══ ENTRIES SHOWN

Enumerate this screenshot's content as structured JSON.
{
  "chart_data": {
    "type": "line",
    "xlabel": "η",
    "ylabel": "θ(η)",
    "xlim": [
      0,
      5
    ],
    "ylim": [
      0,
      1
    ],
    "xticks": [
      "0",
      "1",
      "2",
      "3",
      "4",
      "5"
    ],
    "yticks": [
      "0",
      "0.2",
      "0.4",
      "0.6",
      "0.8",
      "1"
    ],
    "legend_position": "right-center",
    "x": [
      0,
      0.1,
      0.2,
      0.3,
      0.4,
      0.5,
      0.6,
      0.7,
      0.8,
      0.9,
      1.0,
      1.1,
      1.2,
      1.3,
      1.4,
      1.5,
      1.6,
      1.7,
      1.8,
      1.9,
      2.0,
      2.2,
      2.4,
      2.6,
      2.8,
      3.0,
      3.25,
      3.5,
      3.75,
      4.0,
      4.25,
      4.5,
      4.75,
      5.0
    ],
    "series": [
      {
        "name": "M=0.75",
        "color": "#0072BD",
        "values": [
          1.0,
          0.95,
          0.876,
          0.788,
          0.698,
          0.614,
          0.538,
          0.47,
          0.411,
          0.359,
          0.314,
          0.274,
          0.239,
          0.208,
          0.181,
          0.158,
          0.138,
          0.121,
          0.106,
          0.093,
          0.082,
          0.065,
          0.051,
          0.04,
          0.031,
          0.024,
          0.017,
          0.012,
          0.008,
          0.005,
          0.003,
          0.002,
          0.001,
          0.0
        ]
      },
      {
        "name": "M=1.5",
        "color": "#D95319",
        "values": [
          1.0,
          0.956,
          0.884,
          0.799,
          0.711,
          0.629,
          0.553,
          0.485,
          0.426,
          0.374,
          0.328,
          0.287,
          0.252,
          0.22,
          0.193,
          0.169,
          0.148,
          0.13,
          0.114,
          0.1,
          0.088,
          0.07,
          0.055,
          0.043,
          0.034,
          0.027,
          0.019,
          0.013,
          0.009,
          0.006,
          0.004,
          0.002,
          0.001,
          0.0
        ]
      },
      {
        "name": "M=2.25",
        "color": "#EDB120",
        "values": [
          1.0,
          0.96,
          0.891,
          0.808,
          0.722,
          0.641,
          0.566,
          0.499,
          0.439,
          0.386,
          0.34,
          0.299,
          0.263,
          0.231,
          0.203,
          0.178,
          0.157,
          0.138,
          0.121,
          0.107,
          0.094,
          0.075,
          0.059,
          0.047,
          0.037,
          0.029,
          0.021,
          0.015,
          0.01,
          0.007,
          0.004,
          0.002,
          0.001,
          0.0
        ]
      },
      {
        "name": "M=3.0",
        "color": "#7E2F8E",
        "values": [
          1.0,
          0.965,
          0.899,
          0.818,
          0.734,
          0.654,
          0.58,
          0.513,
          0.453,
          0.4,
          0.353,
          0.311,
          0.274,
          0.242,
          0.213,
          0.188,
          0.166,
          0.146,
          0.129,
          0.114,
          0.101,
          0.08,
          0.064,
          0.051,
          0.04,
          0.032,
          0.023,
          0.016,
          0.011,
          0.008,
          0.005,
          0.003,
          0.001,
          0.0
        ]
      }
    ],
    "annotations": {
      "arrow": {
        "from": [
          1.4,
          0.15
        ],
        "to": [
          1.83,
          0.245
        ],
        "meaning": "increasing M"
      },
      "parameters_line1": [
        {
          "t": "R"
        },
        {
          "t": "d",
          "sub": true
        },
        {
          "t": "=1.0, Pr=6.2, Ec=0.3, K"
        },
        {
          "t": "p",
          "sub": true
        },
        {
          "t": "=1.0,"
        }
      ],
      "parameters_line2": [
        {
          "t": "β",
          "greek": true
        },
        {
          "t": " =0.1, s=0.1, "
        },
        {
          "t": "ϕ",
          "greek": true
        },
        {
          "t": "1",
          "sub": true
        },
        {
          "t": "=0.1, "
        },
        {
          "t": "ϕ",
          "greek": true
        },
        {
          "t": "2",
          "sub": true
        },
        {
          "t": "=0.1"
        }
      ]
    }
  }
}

════

PROBLEM DETAILS: Output an exact copy of each record.

COMPLETED TASK:
Enumerate this screenshot's content as structured JSON.
{
  "chart_data": {
    "type": "line",
    "xlabel": "η",
    "ylabel": "θ(η)",
    "xlim": [
      0,
      5
    ],
    "ylim": [
      0,
      1
    ],
    "xticks": [
      "0",
      "1",
      "2",
      "3",
      "4",
      "5"
    ],
    "yticks": [
      "0",
      "0.2",
      "0.4",
      "0.6",
      "0.8",
      "1"
    ],
    "legend_position": "right-center",
    "x": [
      0,
      0.1,
      0.2,
      0.3,
      0.4,
      0.5,
      0.6,
      0.7,
      0.8,
      0.9,
      1.0,
      1.1,
      1.2,
      1.3,
      1.4,
      1.5,
      1.6,
      1.7,
      1.8,
      1.9,
      2.0,
      2.2,
      2.4,
      2.6,
      2.8,
      3.0,
      3.25,
      3.5,
      3.75,
      4.0,
      4.25,
      4.5,
      4.75,
      5.0
    ],
    "series": [
      {
        "name": "M=0.75",
        "color": "#0072BD",
        "values": [
          1.0,
          0.95,
          0.876,
          0.788,
          0.698,
          0.614,
          0.538,
          0.47,
          0.411,
          0.359,
          0.314,
          0.274,
          0.239,
          0.208,
          0.181,
          0.158,
          0.138,
          0.121,
          0.106,
          0.093,
          0.082,
          0.065,
          0.051,
          0.04,
          0.031,
          0.024,
          0.017,
          0.012,
          0.008,
          0.005,
          0.003,
          0.002,
          0.001,
          0.0
        ]
      },
      {
        "name": "M=1.5",
        "color": "#D95319",
        "values": [
          1.0,
          0.956,
          0.884,
          0.799,
          0.711,
          0.629,
          0.553,
          0.485,
          0.426,
          0.374,
          0.328,
          0.287,
          0.252,
          0.22,
          0.193,
          0.169,
          0.148,
          0.13,
          0.114,
          0.1,
          0.088,
          0.07,
          0.055,
          0.043,
          0.034,
          0.027,
          0.019,
          0.013,
          0.009,
          0.006,
          0.004,
          0.002,
          0.001,
          0.0
        ]
      },
      {
        "name": "M=2.25",
        "color": "#EDB120",
        "values": [
          1.0,
          0.96,
          0.891,
          0.808,
          0.722,
          0.641,
          0.566,
          0.499,
          0.439,
          0.386,
          0.34,
          0.299,
          0.263,
          0.231,
          0.203,
          0.178,
          0.157,
          0.138,
          0.121,
          0.107,
          0.094,
          0.075,
          0.059,
          0.047,
          0.037,
          0.029,
          0.021,
          0.015,
          0.01,
          0.007,
          0.004,
          0.002,
          0.001,
          0.0
        ]
      },
      {
        "name": "M=3.0",
        "color": "#7E2F8E",
        "values": [
          1.0,
          0.965,
          0.899,
          0.818,
          0.734,
          0.654,
          0.58,
          0.513,
          0.453,
          0.4,
          0.353,
          0.311,
          0.274,
          0.242,
          0.213,
          0.188,
          0.166,
          0.146,
          0.129,
          0.114,
          0.101,
          0.08,
          0.064,
          0.051,
          0.04,
          0.032,
          0.023,
          0.016,
          0.011,
          0.008,
          0.005,
          0.003,
          0.001,
          0.0
        ]
      }
    ],
    "annotations": {
      "arrow": {
        "from": [
          1.4,
          0.15
        ],
        "to": [
          1.83,
          0.245
        ],
        "meaning": "increasing M"
      },
      "parameters_line1": [
        {
          "t": "R"
        },
        {
          "t": "d",
          "sub": true
        },
        {
          "t": "=1.0, Pr=6.2, Ec=0.3, K"
        },
        {
          "t": "p",
          "sub": true
        },
        {
          "t": "=1.0,"
        }
      ],
      "parameters_line2": [
        {
          "t": "β",
          "greek": true
        },
        {
          "t": " =0.1, s=0.1, "
        },
        {
          "t": "ϕ",
          "greek": true
        },
        {
          "t": "1",
          "sub": true
        },
        {
          "t": "=0.1, "
        },
        {
          "t": "ϕ",
          "greek": true
        },
        {
          "t": "2",
          "sub": true
        },
        {
          "t": "=0.1"
        }
      ]
    }
  }
}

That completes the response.